Exercise aim:
Find each line holding the word "mobile" and give the total alone.
********
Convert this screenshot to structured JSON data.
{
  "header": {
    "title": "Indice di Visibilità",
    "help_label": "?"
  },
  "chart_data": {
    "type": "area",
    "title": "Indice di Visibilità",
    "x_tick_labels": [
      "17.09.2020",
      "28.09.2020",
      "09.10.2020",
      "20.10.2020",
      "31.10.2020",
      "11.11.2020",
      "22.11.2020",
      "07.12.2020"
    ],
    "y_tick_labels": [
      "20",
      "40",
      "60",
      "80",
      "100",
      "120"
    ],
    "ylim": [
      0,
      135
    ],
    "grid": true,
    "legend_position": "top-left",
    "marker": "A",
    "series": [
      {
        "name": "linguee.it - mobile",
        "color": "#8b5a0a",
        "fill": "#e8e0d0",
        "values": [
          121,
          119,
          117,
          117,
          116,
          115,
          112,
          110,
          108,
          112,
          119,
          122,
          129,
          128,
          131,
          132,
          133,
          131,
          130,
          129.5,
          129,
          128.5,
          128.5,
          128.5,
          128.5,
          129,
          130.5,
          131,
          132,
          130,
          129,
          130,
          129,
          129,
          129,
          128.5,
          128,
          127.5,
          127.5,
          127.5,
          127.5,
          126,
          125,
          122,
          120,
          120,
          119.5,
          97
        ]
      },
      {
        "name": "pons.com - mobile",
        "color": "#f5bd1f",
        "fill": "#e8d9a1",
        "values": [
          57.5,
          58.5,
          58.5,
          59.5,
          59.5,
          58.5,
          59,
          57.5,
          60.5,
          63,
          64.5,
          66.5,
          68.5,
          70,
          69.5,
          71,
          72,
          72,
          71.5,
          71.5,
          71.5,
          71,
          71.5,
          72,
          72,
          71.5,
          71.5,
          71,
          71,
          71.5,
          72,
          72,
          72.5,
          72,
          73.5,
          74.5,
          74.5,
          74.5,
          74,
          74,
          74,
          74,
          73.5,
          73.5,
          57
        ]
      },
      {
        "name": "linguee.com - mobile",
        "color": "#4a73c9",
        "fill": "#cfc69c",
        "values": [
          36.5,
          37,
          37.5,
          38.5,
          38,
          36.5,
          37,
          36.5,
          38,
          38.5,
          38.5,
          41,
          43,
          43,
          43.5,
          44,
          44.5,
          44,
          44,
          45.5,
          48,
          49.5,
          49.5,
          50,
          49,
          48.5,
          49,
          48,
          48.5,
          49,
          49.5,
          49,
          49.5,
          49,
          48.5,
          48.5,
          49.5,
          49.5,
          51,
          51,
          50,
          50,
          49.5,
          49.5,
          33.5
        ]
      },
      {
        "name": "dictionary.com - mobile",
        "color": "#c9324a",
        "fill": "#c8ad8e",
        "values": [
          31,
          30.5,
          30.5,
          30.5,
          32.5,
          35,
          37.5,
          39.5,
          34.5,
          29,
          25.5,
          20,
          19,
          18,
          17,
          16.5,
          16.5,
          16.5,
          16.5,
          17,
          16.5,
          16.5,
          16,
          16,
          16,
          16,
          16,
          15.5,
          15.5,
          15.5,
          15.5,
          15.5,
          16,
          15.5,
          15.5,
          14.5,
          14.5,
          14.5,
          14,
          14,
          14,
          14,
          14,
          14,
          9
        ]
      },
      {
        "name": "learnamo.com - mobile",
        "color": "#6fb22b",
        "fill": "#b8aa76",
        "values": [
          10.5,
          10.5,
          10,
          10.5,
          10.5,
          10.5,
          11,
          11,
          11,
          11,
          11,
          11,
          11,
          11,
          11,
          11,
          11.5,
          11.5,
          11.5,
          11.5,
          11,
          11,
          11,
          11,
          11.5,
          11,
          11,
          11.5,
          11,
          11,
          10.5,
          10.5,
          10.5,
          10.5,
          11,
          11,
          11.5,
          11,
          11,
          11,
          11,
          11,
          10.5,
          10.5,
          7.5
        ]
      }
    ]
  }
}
********
Finished task:
5